◆ Provided entries ◆

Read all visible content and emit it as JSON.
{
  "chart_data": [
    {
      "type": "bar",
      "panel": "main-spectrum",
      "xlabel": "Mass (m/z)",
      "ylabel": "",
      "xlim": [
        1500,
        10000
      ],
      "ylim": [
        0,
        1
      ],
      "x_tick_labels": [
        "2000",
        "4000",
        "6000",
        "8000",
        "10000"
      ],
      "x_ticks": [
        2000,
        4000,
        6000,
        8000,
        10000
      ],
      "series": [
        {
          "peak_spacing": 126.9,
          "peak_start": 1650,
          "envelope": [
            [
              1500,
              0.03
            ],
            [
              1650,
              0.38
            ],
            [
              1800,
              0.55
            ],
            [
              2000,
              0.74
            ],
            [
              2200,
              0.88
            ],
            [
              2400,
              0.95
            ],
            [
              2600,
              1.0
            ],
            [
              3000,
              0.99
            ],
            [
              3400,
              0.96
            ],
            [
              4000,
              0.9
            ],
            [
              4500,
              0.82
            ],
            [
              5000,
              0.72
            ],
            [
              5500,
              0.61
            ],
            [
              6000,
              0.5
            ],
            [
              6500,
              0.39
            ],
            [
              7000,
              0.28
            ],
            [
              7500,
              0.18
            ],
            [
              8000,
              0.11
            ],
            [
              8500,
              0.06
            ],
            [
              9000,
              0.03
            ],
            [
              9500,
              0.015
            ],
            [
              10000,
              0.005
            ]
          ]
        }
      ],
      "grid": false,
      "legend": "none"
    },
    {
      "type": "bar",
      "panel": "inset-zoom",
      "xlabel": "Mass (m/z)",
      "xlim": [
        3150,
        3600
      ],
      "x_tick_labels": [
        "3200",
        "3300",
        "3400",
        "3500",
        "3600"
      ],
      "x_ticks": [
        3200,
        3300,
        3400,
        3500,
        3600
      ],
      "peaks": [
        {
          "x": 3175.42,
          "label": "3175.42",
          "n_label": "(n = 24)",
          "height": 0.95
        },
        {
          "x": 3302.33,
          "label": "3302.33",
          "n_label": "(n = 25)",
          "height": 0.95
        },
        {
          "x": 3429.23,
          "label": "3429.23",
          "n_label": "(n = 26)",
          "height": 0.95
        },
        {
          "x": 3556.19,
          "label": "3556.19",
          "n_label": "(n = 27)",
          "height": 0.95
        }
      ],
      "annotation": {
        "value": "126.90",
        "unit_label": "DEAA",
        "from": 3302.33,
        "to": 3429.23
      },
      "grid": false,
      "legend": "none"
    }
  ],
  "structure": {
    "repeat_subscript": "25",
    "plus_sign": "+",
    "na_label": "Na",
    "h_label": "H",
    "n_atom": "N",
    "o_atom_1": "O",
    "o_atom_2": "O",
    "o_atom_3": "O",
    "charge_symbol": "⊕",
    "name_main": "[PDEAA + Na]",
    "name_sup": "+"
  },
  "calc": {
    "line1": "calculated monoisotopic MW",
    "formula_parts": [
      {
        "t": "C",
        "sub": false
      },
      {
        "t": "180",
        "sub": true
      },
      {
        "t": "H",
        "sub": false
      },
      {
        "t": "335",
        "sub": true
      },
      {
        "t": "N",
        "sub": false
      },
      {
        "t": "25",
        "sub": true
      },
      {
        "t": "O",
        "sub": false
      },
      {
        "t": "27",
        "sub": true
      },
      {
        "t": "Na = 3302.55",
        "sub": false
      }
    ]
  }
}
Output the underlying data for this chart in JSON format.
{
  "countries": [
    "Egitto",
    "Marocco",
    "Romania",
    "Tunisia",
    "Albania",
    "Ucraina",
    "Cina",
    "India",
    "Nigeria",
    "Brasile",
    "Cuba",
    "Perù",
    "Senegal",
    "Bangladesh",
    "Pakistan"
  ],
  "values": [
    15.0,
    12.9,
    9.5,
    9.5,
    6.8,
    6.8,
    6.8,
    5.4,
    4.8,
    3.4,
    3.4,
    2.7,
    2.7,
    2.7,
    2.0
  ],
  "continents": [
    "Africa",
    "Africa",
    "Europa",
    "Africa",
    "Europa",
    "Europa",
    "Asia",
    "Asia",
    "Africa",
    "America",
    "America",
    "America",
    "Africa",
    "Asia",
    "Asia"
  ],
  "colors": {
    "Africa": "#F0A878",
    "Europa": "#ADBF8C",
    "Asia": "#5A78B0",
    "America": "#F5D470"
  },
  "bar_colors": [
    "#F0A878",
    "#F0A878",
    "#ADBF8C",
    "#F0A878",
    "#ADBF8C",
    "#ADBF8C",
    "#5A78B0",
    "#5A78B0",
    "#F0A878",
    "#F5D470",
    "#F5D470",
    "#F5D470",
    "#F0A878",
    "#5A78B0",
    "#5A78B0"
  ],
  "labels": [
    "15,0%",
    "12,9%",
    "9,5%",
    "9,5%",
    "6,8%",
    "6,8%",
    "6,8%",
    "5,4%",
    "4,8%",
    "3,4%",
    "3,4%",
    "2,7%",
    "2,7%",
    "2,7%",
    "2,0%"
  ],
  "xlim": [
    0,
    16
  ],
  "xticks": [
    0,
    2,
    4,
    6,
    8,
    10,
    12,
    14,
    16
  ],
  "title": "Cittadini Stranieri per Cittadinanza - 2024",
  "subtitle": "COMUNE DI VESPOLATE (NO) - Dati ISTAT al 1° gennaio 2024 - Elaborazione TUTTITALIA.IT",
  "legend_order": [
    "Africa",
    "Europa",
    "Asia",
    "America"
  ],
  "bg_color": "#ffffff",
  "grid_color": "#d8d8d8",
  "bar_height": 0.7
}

◆ Task instructions ◆
Which lines of the data above contain "JSON"? Copy each one.

◆ Reply ◆
Read all visible content and emit it as JSON.
Output the underlying data for this chart in JSON format.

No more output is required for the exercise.